## [REQUIRED WORK]
Rewrite these records with "tree-item" swapped for "tree-node" everywhere it occurs, leaving everything else untouched.

## [Element boundary records]
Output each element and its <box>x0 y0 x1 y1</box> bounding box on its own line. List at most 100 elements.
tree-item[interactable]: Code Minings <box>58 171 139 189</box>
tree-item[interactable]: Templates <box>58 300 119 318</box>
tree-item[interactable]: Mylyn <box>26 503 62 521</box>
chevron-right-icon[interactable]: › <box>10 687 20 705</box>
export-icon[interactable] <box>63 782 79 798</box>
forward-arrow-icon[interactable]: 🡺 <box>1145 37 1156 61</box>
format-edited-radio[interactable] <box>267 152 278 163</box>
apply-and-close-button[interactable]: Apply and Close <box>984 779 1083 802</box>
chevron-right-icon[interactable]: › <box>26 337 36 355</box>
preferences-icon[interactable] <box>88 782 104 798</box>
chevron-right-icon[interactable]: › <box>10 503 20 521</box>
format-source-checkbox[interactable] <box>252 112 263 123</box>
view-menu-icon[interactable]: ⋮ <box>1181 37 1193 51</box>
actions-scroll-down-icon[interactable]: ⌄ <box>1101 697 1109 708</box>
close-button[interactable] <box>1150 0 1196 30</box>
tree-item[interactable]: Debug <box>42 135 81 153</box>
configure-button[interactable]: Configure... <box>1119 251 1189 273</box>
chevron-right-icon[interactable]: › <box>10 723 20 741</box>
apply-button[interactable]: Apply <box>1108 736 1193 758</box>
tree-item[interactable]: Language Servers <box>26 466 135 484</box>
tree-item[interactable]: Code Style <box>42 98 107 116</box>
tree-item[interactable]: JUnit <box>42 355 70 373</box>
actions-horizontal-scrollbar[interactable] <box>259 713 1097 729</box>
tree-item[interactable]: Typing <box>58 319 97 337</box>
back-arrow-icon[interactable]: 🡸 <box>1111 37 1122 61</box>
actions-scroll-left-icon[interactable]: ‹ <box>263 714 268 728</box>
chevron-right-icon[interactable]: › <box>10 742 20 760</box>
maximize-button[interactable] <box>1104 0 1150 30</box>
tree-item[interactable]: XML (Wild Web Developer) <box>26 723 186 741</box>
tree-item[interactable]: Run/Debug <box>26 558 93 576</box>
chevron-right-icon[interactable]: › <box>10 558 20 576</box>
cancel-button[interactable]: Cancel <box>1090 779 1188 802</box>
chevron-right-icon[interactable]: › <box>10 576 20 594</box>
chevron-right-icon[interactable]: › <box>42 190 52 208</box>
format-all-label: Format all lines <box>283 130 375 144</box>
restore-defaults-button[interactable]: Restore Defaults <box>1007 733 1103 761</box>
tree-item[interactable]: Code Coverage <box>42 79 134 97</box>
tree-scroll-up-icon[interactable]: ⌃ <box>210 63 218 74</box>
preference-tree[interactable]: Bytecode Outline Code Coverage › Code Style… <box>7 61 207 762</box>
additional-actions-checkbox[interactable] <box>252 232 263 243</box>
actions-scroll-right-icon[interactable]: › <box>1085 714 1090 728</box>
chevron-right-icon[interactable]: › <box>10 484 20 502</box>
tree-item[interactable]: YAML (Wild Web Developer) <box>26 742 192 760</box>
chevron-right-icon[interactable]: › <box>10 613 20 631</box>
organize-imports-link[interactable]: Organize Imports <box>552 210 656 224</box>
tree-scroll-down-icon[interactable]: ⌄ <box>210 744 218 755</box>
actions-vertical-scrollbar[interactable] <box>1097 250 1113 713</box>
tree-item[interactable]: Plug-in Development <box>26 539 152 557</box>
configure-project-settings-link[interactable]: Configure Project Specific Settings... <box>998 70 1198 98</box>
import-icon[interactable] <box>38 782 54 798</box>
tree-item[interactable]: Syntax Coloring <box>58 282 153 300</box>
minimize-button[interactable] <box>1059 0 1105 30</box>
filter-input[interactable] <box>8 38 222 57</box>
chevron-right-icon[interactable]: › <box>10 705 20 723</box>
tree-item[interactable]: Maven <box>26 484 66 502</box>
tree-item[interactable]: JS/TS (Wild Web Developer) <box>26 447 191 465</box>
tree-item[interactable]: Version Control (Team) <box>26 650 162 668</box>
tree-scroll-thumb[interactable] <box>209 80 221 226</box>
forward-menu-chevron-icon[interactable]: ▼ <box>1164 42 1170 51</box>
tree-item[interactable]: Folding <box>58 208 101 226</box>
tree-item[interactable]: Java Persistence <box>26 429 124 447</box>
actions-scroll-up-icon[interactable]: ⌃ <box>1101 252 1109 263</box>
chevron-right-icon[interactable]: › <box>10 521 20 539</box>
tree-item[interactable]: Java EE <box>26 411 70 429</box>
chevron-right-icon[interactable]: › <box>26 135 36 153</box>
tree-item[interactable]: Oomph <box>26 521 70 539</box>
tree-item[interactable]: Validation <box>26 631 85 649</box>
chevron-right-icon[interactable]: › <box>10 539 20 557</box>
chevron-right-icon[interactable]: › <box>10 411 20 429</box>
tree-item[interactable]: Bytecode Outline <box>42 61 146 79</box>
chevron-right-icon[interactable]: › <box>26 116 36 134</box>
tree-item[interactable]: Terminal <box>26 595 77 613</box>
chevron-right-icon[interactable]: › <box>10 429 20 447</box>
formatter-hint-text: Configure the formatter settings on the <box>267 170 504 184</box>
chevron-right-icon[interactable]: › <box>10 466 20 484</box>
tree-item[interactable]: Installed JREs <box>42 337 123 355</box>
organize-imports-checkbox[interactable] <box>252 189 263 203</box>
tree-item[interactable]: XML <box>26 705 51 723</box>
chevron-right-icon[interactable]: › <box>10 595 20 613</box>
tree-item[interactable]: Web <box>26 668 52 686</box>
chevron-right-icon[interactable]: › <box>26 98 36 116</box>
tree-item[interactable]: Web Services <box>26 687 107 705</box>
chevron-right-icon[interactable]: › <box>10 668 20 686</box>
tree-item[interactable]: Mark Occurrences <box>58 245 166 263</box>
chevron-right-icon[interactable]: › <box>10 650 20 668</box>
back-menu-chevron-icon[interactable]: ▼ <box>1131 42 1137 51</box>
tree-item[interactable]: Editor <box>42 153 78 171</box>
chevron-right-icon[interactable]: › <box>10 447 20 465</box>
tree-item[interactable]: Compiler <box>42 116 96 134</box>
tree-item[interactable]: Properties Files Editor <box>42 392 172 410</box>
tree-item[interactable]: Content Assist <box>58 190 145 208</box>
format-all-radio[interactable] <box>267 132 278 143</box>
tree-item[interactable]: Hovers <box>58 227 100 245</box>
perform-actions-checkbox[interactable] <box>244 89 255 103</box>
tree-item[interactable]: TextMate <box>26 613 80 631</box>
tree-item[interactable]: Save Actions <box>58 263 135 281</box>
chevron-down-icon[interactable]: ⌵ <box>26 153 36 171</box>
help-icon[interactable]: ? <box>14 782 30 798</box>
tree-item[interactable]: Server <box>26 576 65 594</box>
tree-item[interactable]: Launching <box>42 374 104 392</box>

## [RESULT OF THIS TASK]
Output each element and its <box>x0 y0 x1 y1</box> bounding box on its own line. List at most 100 elements.
tree-node[interactable]: Code Minings <box>58 171 139 189</box>
tree-node[interactable]: Templates <box>58 300 119 318</box>
tree-node[interactable]: Mylyn <box>26 503 62 521</box>
chevron-right-icon[interactable]: › <box>10 687 20 705</box>
export-icon[interactable] <box>63 782 79 798</box>
forward-arrow-icon[interactable]: 🡺 <box>1145 37 1156 61</box>
format-edited-radio[interactable] <box>267 152 278 163</box>
apply-and-close-button[interactable]: Apply and Close <box>984 779 1083 802</box>
chevron-right-icon[interactable]: › <box>26 337 36 355</box>
preferences-icon[interactable] <box>88 782 104 798</box>
chevron-right-icon[interactable]: › <box>10 503 20 521</box>
format-source-checkbox[interactable] <box>252 112 263 123</box>
view-menu-icon[interactable]: ⋮ <box>1181 37 1193 51</box>
actions-scroll-down-icon[interactable]: ⌄ <box>1101 697 1109 708</box>
close-button[interactable] <box>1150 0 1196 30</box>
tree-node[interactable]: Debug <box>42 135 81 153</box>
configure-button[interactable]: Configure... <box>1119 251 1189 273</box>
chevron-right-icon[interactable]: › <box>10 723 20 741</box>
apply-button[interactable]: Apply <box>1108 736 1193 758</box>
tree-node[interactable]: Language Servers <box>26 466 135 484</box>
tree-node[interactable]: Code Style <box>42 98 107 116</box>
tree-node[interactable]: JUnit <box>42 355 70 373</box>
actions-horizontal-scrollbar[interactable] <box>259 713 1097 729</box>
tree-node[interactable]: Typing <box>58 319 97 337</box>
back-arrow-icon[interactable]: 🡸 <box>1111 37 1122 61</box>
actions-scroll-left-icon[interactable]: ‹ <box>263 714 268 728</box>
chevron-right-icon[interactable]: › <box>10 742 20 760</box>
maximize-button[interactable] <box>1104 0 1150 30</box>
tree-node[interactable]: XML (Wild Web Developer) <box>26 723 186 741</box>
tree-node[interactable]: Run/Debug <box>26 558 93 576</box>
chevron-right-icon[interactable]: › <box>10 558 20 576</box>
cancel-button[interactable]: Cancel <box>1090 779 1188 802</box>
chevron-right-icon[interactable]: › <box>10 576 20 594</box>
chevron-right-icon[interactable]: › <box>42 190 52 208</box>
format-all-label: Format all lines <box>283 130 375 144</box>
restore-defaults-button[interactable]: Restore Defaults <box>1007 733 1103 761</box>
tree-node[interactable]: Code Coverage <box>42 79 134 97</box>
tree-scroll-up-icon[interactable]: ⌃ <box>210 63 218 74</box>
preference-tree[interactable]: Bytecode Outline Code Coverage › Code Style… <box>7 61 207 762</box>
additional-actions-checkbox[interactable] <box>252 232 263 243</box>
actions-scroll-right-icon[interactable]: › <box>1085 714 1090 728</box>
chevron-right-icon[interactable]: › <box>10 484 20 502</box>
tree-node[interactable]: YAML (Wild Web Developer) <box>26 742 192 760</box>
chevron-right-icon[interactable]: › <box>10 613 20 631</box>
organize-imports-link[interactable]: Organize Imports <box>552 210 656 224</box>
tree-scroll-down-icon[interactable]: ⌄ <box>210 744 218 755</box>
actions-vertical-scrollbar[interactable] <box>1097 250 1113 713</box>
tree-node[interactable]: Plug-in Development <box>26 539 152 557</box>
configure-project-settings-link[interactable]: Configure Project Specific Settings... <box>998 70 1198 98</box>
import-icon[interactable] <box>38 782 54 798</box>
tree-node[interactable]: Syntax Coloring <box>58 282 153 300</box>
minimize-button[interactable] <box>1059 0 1105 30</box>
filter-input[interactable] <box>8 38 222 57</box>
chevron-right-icon[interactable]: › <box>10 705 20 723</box>
tree-node[interactable]: Maven <box>26 484 66 502</box>
tree-node[interactable]: JS/TS (Wild Web Developer) <box>26 447 191 465</box>
tree-node[interactable]: Version Control (Team) <box>26 650 162 668</box>
tree-scroll-thumb[interactable] <box>209 80 221 226</box>
forward-menu-chevron-icon[interactable]: ▼ <box>1164 42 1170 51</box>
tree-node[interactable]: Folding <box>58 208 101 226</box>
tree-node[interactable]: Java Persistence <box>26 429 124 447</box>
actions-scroll-up-icon[interactable]: ⌃ <box>1101 252 1109 263</box>
chevron-right-icon[interactable]: › <box>10 521 20 539</box>
tree-node[interactable]: Java EE <box>26 411 70 429</box>
chevron-right-icon[interactable]: › <box>26 135 36 153</box>
tree-node[interactable]: Oomph <box>26 521 70 539</box>
tree-node[interactable]: Validation <box>26 631 85 649</box>
chevron-right-icon[interactable]: › <box>10 539 20 557</box>
chevron-right-icon[interactable]: › <box>10 411 20 429</box>
tree-node[interactable]: Bytecode Outline <box>42 61 146 79</box>
chevron-right-icon[interactable]: › <box>26 116 36 134</box>
tree-node[interactable]: Terminal <box>26 595 77 613</box>
chevron-right-icon[interactable]: › <box>10 429 20 447</box>
formatter-hint-text: Configure the formatter settings on the <box>267 170 504 184</box>
chevron-right-icon[interactable]: › <box>10 466 20 484</box>
tree-node[interactable]: Installed JREs <box>42 337 123 355</box>
organize-imports-checkbox[interactable] <box>252 189 263 203</box>
tree-node[interactable]: XML <box>26 705 51 723</box>
chevron-right-icon[interactable]: › <box>10 595 20 613</box>
tree-node[interactable]: Web <box>26 668 52 686</box>
chevron-right-icon[interactable]: › <box>26 98 36 116</box>
tree-node[interactable]: Web Services <box>26 687 107 705</box>
chevron-right-icon[interactable]: › <box>10 668 20 686</box>
tree-node[interactable]: Mark Occurrences <box>58 245 166 263</box>
chevron-right-icon[interactable]: › <box>10 650 20 668</box>
back-menu-chevron-icon[interactable]: ▼ <box>1131 42 1137 51</box>
tree-node[interactable]: Editor <box>42 153 78 171</box>
chevron-right-icon[interactable]: › <box>10 447 20 465</box>
tree-node[interactable]: Compiler <box>42 116 96 134</box>
tree-node[interactable]: Properties Files Editor <box>42 392 172 410</box>
tree-node[interactable]: Content Assist <box>58 190 145 208</box>
format-all-radio[interactable] <box>267 132 278 143</box>
tree-node[interactable]: Hovers <box>58 227 100 245</box>
perform-actions-checkbox[interactable] <box>244 89 255 103</box>
tree-node[interactable]: TextMate <box>26 613 80 631</box>
tree-node[interactable]: Save Actions <box>58 263 135 281</box>
chevron-down-icon[interactable]: ⌵ <box>26 153 36 171</box>
help-icon[interactable]: ? <box>14 782 30 798</box>
tree-node[interactable]: Server <box>26 576 65 594</box>
tree-node[interactable]: Launching <box>42 374 104 392</box>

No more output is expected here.